[BEGIN DATA LINES]
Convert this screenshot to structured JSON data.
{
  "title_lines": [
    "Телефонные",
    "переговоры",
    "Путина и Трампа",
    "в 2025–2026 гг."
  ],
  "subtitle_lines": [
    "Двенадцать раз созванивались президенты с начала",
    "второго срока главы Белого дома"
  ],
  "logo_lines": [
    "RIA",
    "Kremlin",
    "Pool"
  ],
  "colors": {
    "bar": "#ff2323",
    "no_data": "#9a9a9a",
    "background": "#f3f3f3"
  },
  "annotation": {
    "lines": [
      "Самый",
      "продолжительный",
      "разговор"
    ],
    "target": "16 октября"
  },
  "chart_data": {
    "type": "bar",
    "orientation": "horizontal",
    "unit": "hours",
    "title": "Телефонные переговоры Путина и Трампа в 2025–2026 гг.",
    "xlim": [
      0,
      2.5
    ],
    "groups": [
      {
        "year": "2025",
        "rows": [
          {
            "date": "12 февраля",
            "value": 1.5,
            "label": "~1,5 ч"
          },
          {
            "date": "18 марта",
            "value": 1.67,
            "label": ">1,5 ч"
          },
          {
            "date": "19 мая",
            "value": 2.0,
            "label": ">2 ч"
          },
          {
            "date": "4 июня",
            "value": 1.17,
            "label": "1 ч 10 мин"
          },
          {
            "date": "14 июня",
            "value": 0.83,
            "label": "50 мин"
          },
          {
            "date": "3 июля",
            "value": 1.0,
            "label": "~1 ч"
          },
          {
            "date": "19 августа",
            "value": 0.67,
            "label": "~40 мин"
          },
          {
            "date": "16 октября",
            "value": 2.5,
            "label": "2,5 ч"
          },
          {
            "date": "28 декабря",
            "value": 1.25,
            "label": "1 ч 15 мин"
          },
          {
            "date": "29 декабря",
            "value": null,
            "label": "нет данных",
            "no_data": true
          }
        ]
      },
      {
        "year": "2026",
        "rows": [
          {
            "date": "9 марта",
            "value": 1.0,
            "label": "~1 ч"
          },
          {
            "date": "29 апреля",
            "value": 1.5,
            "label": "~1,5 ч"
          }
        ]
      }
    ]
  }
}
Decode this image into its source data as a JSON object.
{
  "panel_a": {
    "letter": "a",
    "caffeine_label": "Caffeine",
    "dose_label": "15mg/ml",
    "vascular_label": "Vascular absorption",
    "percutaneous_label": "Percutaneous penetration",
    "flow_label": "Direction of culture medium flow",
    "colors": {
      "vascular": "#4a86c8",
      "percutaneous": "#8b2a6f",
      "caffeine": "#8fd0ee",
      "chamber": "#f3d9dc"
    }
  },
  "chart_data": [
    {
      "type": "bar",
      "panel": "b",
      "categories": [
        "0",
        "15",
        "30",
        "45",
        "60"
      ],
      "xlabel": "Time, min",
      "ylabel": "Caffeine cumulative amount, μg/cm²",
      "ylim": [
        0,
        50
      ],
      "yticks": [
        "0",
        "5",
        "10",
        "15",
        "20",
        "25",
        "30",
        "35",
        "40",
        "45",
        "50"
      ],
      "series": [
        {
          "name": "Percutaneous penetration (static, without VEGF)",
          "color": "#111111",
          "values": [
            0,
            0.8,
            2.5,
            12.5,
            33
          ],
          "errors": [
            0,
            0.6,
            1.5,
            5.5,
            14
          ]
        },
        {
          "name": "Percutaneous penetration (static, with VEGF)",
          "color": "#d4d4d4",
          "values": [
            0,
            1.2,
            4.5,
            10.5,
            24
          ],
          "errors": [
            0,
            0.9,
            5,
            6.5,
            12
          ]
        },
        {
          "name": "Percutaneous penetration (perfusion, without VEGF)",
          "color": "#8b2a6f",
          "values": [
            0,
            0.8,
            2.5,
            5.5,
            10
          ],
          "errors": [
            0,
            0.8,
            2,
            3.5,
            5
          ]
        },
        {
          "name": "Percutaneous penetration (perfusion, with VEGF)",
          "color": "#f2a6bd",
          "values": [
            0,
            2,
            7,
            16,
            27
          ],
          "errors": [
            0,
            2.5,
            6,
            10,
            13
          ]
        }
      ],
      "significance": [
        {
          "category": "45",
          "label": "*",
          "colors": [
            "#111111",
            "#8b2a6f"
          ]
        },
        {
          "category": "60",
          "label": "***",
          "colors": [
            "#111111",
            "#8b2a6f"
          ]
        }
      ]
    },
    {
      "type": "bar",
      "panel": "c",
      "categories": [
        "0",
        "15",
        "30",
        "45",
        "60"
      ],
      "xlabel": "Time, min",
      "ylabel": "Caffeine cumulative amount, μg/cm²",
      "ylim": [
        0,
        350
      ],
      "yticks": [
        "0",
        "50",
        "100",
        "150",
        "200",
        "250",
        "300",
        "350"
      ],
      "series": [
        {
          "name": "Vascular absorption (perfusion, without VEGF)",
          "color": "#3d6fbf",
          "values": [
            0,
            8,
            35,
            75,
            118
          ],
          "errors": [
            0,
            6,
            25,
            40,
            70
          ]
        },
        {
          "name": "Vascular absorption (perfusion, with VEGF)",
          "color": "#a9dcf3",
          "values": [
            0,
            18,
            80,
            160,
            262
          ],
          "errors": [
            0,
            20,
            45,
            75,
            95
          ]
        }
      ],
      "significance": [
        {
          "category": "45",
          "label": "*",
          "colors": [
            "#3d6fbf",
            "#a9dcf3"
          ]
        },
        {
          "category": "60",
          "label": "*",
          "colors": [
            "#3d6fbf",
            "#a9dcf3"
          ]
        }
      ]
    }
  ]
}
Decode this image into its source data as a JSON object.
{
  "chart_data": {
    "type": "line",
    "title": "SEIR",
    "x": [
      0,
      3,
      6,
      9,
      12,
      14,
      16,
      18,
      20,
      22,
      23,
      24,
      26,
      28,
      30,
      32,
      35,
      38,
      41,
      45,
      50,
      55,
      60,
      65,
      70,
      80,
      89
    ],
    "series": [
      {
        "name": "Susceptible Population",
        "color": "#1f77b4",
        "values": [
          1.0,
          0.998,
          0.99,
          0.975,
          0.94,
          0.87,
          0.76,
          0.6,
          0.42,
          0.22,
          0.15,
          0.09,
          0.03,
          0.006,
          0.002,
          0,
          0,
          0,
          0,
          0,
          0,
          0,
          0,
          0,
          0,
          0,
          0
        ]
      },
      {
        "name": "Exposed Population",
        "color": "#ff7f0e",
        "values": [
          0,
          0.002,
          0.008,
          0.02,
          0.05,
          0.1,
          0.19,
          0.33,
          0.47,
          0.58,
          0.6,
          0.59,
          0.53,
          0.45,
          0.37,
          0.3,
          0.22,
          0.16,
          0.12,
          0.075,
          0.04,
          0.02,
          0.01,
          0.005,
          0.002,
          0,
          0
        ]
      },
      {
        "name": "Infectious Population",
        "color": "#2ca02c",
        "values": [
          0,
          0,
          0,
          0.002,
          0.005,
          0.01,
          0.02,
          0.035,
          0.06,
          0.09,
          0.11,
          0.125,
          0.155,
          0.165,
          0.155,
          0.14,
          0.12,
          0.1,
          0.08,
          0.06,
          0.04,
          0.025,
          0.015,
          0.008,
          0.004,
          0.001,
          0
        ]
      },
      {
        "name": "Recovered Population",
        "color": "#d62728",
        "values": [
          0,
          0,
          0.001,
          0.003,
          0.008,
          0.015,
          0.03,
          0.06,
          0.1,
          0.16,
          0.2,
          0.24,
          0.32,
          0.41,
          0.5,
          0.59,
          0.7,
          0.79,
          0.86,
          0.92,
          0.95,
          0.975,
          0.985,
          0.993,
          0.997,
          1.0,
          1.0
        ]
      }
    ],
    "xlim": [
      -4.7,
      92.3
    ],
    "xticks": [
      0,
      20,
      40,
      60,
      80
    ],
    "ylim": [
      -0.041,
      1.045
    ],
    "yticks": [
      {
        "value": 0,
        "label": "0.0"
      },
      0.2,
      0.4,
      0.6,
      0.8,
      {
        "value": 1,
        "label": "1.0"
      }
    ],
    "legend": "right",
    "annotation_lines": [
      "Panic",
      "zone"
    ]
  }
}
[END DATA LINES]
**WRITTEN TASK:** Search the lines for the string "Population" and copy every line that has it.

**EXERCISE RESULT:**
        "name": "Susceptible Population",
        "name": "Exposed Population",
        "name": "Infectious Population",
        "name": "Recovered Population",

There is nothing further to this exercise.